> [Dataset excerpts]:
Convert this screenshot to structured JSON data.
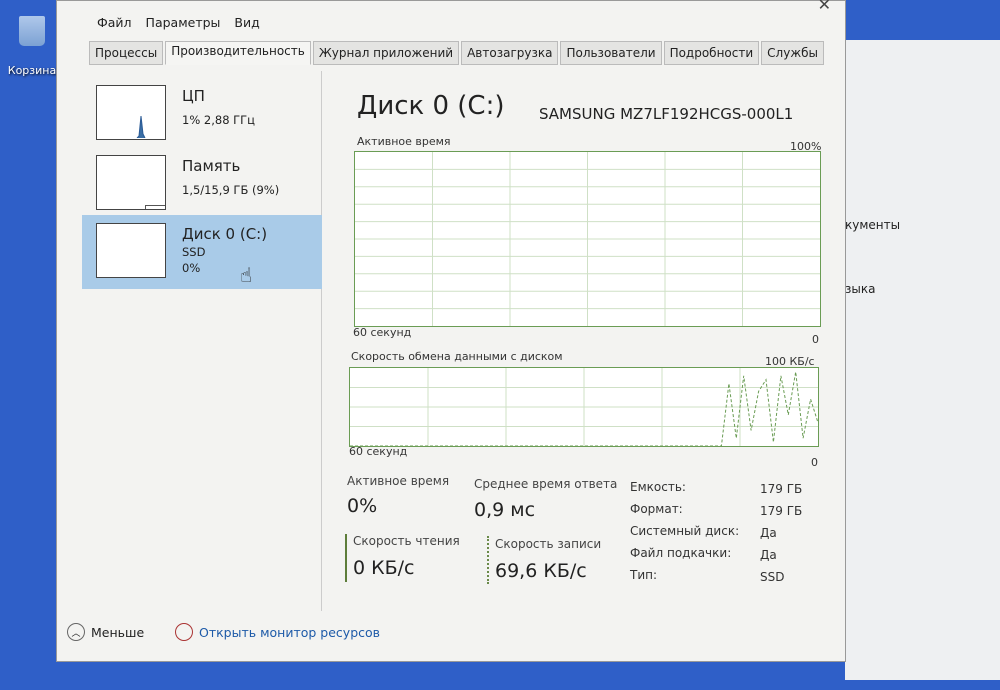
{
  "desktop": {
    "recycle_bin": "Корзина"
  },
  "background_window": {
    "line1": "кументы",
    "line2": "зыка"
  },
  "menu": [
    "Файл",
    "Параметры",
    "Вид"
  ],
  "tabs": [
    "Процессы",
    "Производительность",
    "Журнал приложений",
    "Автозагрузка",
    "Пользователи",
    "Подробности",
    "Службы"
  ],
  "active_tab": 1,
  "sidebar": [
    {
      "name": "ЦП",
      "line1": "1% 2,88 ГГц"
    },
    {
      "name": "Память",
      "line1": "1,5/15,9 ГБ (9%)"
    },
    {
      "name": "Диск 0 (C:)",
      "line1": "SSD",
      "line2": "0%"
    }
  ],
  "main": {
    "title": "Диск 0 (C:)",
    "model": "SAMSUNG MZ7LF192HCGS-000L1",
    "graph1": {
      "label": "Активное время",
      "max": "100%",
      "time": "60 секунд",
      "min": "0"
    },
    "graph2": {
      "label": "Скорость обмена данными с диском",
      "max": "100 КБ/с",
      "time": "60 секунд",
      "min": "0"
    },
    "write_samples": [
      0,
      0,
      0,
      0,
      0,
      0,
      0,
      0,
      0,
      0,
      0,
      0,
      0,
      0,
      0,
      0,
      0,
      0,
      0,
      0,
      0,
      0,
      0,
      0,
      0,
      0,
      0,
      0,
      0,
      0,
      0,
      0,
      0,
      0,
      0,
      0,
      0,
      0,
      0,
      0,
      0,
      0,
      0,
      0,
      0,
      0,
      0,
      0,
      0,
      0,
      0,
      80,
      10,
      90,
      20,
      70,
      85,
      5,
      90,
      40,
      95,
      10,
      60,
      30
    ],
    "stats": {
      "active_label": "Активное время",
      "active_value": "0%",
      "resp_label": "Среднее время ответа",
      "resp_value": "0,9 мс",
      "read_label": "Скорость чтения",
      "read_value": "0 КБ/с",
      "write_label": "Скорость записи",
      "write_value": "69,6 КБ/с"
    },
    "props": [
      {
        "k": "Емкость:",
        "v": "179 ГБ"
      },
      {
        "k": "Формат:",
        "v": "179 ГБ"
      },
      {
        "k": "Системный диск:",
        "v": "Да"
      },
      {
        "k": "Файл подкачки:",
        "v": "Да"
      },
      {
        "k": "Тип:",
        "v": "SSD"
      }
    ]
  },
  "footer": {
    "less": "Меньше",
    "monitor": "Открыть монитор ресурсов"
  }
}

> [Your goal]:
Give every record back exactly as it reads, with no images.

> [The result]:
Convert this screenshot to structured JSON data.
{
  "desktop": {
    "recycle_bin": "Корзина"
  },
  "background_window": {
    "line1": "кументы",
    "line2": "зыка"
  },
  "menu": [
    "Файл",
    "Параметры",
    "Вид"
  ],
  "tabs": [
    "Процессы",
    "Производительность",
    "Журнал приложений",
    "Автозагрузка",
    "Пользователи",
    "Подробности",
    "Службы"
  ],
  "active_tab": 1,
  "sidebar": [
    {
      "name": "ЦП",
      "line1": "1% 2,88 ГГц"
    },
    {
      "name": "Память",
      "line1": "1,5/15,9 ГБ (9%)"
    },
    {
      "name": "Диск 0 (C:)",
      "line1": "SSD",
      "line2": "0%"
    }
  ],
  "main": {
    "title": "Диск 0 (C:)",
    "model": "SAMSUNG MZ7LF192HCGS-000L1",
    "graph1": {
      "label": "Активное время",
      "max": "100%",
      "time": "60 секунд",
      "min": "0"
    },
    "graph2": {
      "label": "Скорость обмена данными с диском",
      "max": "100 КБ/с",
      "time": "60 секунд",
      "min": "0"
    },
    "write_samples": [
      0,
      0,
      0,
      0,
      0,
      0,
      0,
      0,
      0,
      0,
      0,
      0,
      0,
      0,
      0,
      0,
      0,
      0,
      0,
      0,
      0,
      0,
      0,
      0,
      0,
      0,
      0,
      0,
      0,
      0,
      0,
      0,
      0,
      0,
      0,
      0,
      0,
      0,
      0,
      0,
      0,
      0,
      0,
      0,
      0,
      0,
      0,
      0,
      0,
      0,
      0,
      80,
      10,
      90,
      20,
      70,
      85,
      5,
      90,
      40,
      95,
      10,
      60,
      30
    ],
    "stats": {
      "active_label": "Активное время",
      "active_value": "0%",
      "resp_label": "Среднее время ответа",
      "resp_value": "0,9 мс",
      "read_label": "Скорость чтения",
      "read_value": "0 КБ/с",
      "write_label": "Скорость записи",
      "write_value": "69,6 КБ/с"
    },
    "props": [
      {
        "k": "Емкость:",
        "v": "179 ГБ"
      },
      {
        "k": "Формат:",
        "v": "179 ГБ"
      },
      {
        "k": "Системный диск:",
        "v": "Да"
      },
      {
        "k": "Файл подкачки:",
        "v": "Да"
      },
      {
        "k": "Тип:",
        "v": "SSD"
      }
    ]
  },
  "footer": {
    "less": "Меньше",
    "monitor": "Открыть монитор ресурсов"
  }
}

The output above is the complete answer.